***** Entries provided
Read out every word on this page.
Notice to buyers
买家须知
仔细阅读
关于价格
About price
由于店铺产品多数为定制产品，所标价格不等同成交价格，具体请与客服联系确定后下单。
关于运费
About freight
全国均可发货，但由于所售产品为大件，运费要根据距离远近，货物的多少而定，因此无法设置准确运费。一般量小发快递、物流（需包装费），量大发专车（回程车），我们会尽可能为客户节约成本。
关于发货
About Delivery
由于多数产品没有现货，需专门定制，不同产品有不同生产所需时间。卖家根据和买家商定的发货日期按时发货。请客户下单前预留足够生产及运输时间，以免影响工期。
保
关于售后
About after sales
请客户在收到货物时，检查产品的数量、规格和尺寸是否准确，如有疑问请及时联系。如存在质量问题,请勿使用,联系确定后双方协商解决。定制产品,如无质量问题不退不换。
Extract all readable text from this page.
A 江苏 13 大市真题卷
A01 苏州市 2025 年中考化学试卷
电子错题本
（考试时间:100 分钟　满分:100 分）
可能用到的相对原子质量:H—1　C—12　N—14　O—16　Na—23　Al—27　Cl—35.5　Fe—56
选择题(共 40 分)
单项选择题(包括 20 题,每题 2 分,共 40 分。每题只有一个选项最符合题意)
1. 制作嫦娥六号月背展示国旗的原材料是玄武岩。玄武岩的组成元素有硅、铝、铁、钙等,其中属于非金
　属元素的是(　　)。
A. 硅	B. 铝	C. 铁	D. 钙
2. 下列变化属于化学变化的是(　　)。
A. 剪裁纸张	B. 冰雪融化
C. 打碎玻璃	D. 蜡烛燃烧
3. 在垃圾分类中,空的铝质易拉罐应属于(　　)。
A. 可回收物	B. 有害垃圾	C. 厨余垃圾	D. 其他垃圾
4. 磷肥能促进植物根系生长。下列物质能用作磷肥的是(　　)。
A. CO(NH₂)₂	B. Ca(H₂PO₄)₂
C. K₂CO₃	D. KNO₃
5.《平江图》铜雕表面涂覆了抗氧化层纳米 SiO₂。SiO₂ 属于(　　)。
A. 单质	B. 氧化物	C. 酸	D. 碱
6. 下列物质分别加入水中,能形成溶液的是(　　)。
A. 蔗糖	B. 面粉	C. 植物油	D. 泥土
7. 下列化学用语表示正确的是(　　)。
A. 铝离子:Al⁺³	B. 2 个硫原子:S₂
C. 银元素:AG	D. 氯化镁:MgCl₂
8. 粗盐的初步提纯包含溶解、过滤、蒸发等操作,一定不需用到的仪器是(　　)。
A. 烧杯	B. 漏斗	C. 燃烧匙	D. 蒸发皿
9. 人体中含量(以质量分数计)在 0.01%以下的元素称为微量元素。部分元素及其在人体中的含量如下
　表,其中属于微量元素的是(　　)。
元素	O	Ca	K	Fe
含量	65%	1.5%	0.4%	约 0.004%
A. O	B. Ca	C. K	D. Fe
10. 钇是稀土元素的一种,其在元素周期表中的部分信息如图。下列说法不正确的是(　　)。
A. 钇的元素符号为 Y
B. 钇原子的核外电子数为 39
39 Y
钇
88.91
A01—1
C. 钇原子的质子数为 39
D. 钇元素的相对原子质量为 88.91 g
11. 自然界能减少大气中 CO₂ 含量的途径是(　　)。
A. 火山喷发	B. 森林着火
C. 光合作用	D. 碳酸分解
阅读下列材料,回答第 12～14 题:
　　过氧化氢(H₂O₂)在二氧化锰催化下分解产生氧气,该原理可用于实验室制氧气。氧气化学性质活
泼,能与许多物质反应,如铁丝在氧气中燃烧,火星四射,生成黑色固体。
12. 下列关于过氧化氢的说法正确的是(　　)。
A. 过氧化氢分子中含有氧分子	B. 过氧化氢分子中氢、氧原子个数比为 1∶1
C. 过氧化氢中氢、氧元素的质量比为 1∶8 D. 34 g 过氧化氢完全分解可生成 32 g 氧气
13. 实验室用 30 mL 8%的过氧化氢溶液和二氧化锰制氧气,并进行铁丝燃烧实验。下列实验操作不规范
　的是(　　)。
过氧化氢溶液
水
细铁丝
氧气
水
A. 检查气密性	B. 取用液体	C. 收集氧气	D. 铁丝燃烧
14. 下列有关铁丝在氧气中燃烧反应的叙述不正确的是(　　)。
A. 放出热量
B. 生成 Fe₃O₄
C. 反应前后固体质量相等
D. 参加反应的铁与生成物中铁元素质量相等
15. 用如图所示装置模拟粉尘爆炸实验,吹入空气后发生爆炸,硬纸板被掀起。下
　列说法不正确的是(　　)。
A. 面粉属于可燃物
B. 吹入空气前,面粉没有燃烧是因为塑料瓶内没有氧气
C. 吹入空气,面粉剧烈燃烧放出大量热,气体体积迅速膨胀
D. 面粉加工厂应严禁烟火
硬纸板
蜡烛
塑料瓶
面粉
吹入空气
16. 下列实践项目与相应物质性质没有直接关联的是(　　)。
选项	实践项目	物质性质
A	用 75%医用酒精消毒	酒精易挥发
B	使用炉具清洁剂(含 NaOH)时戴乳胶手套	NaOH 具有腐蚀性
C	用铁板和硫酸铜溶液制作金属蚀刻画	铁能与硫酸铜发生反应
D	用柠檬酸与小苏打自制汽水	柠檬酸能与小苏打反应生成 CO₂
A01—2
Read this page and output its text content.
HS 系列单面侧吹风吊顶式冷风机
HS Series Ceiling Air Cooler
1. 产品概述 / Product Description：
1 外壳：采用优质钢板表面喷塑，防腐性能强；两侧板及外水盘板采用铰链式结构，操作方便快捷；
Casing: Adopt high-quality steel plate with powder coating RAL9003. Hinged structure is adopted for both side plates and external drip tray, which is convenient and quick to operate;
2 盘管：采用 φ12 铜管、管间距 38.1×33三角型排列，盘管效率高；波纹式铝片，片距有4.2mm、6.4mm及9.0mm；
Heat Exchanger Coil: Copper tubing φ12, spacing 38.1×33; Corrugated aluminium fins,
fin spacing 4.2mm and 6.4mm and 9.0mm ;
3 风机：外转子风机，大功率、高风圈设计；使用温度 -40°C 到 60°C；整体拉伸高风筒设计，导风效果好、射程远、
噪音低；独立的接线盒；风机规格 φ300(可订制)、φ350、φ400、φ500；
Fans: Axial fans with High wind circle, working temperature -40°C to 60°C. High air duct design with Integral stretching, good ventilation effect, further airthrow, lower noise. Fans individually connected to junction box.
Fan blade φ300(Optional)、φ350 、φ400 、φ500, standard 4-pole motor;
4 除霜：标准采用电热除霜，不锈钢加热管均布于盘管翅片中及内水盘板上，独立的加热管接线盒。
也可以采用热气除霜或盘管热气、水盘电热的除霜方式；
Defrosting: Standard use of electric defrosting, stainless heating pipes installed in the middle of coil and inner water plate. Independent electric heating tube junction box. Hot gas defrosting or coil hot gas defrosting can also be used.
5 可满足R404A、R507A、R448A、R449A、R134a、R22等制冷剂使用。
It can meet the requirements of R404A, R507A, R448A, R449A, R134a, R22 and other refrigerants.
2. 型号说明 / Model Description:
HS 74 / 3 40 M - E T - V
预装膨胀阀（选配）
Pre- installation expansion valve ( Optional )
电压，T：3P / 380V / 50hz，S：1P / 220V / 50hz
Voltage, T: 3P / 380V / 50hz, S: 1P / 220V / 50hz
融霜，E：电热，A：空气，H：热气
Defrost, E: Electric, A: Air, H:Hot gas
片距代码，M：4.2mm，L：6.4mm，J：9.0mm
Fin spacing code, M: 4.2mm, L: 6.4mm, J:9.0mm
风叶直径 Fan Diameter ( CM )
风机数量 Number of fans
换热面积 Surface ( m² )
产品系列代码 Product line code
**********
Directions:
Look through the entries and find each line that has the string "Optional". Copy those lines.

Full output:
Fan blade φ300(Optional)、φ350 、φ400 、φ500, standard 4-pole motor;
Pre- installation expansion valve ( Optional )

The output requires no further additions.